## START
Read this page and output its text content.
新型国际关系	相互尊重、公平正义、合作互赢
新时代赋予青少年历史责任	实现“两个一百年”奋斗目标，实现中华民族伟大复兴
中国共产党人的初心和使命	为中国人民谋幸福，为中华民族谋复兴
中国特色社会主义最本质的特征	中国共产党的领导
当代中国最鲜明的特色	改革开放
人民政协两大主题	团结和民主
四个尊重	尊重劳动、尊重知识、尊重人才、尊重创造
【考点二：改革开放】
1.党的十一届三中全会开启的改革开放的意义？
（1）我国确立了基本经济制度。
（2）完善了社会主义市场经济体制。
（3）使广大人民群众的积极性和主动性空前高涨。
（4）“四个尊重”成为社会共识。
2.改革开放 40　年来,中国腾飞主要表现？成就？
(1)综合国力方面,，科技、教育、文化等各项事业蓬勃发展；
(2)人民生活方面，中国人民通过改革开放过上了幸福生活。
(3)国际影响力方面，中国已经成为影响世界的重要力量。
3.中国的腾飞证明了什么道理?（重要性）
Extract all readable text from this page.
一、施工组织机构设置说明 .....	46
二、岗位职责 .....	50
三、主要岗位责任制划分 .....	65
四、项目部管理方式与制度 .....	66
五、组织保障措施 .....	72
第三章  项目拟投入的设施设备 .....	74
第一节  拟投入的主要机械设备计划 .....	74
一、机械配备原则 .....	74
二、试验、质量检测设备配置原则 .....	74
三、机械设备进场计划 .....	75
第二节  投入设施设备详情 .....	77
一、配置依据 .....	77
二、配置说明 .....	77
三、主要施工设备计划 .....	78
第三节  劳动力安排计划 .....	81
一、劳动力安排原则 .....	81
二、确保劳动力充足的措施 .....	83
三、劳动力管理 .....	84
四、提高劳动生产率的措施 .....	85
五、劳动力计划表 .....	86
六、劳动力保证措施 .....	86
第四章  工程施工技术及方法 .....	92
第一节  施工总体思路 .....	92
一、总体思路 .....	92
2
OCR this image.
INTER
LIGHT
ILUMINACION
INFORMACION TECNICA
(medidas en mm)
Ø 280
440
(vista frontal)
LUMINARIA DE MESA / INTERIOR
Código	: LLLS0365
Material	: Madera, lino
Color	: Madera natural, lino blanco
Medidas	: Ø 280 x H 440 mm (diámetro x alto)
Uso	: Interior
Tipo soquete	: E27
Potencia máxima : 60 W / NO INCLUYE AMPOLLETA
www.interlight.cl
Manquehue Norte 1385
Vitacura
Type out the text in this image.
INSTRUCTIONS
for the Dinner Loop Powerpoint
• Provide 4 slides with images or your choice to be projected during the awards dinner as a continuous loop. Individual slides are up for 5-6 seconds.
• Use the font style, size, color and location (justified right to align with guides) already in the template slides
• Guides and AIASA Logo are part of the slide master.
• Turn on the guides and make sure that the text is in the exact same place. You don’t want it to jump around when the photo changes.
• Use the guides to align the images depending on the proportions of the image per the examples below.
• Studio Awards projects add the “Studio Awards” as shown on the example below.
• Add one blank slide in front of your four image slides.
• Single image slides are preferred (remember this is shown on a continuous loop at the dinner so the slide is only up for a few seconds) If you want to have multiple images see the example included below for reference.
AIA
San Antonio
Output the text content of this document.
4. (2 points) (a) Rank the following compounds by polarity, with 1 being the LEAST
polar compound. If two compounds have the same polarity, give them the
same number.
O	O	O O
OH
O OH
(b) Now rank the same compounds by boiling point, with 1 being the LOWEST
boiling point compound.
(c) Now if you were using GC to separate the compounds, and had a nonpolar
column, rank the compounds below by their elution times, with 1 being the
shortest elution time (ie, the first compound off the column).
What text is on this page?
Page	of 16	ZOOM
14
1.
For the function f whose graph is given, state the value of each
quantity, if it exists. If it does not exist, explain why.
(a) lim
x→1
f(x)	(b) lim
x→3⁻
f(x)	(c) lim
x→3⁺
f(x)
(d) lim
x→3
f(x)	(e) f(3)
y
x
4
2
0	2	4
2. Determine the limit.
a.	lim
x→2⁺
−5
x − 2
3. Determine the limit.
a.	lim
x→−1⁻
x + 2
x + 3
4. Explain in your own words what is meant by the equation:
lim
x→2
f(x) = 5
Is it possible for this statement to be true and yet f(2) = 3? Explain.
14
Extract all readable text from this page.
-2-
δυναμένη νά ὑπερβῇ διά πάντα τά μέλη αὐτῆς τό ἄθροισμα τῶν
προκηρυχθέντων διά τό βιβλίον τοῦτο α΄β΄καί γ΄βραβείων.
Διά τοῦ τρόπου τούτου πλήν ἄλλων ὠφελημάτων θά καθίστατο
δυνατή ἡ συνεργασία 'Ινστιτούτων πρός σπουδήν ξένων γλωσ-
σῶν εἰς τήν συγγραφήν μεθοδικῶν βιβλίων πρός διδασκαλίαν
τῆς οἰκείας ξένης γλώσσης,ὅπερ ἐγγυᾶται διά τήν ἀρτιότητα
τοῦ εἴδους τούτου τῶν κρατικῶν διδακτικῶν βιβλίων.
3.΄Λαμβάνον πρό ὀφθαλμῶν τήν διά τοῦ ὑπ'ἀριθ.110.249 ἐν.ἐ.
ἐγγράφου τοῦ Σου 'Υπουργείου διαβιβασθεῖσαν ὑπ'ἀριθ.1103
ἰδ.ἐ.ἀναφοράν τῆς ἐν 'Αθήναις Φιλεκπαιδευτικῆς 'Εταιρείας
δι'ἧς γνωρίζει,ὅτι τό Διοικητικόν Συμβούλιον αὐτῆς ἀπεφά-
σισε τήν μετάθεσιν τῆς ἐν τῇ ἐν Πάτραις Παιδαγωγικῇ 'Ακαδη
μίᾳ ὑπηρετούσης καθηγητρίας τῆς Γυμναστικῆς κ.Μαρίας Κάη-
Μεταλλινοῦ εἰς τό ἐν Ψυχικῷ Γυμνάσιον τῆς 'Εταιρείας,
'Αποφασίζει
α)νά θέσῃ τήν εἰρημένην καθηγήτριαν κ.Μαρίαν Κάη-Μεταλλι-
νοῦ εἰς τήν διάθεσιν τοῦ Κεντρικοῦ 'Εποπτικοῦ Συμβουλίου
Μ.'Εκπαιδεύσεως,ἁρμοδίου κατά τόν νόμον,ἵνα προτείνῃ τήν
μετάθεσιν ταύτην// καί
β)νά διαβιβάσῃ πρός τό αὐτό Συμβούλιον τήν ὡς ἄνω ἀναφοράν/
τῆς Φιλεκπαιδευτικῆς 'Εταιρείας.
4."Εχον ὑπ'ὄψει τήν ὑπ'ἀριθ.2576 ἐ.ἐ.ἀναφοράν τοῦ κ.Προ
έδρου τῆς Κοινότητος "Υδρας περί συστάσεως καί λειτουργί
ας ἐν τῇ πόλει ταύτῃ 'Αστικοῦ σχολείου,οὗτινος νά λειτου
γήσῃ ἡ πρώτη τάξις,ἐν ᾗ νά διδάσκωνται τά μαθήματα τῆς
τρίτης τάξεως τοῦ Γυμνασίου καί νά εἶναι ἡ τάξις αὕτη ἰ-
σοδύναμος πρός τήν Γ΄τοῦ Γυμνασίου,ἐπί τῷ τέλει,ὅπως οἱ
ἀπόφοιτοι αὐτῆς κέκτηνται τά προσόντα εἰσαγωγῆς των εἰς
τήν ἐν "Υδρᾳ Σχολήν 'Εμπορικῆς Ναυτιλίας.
## END
**SHORT PROBLEM**
Find how many lines hold the string "μετάθεσιν", and state that number alone.

**SOLUTION TO THIS PROBLEM**
2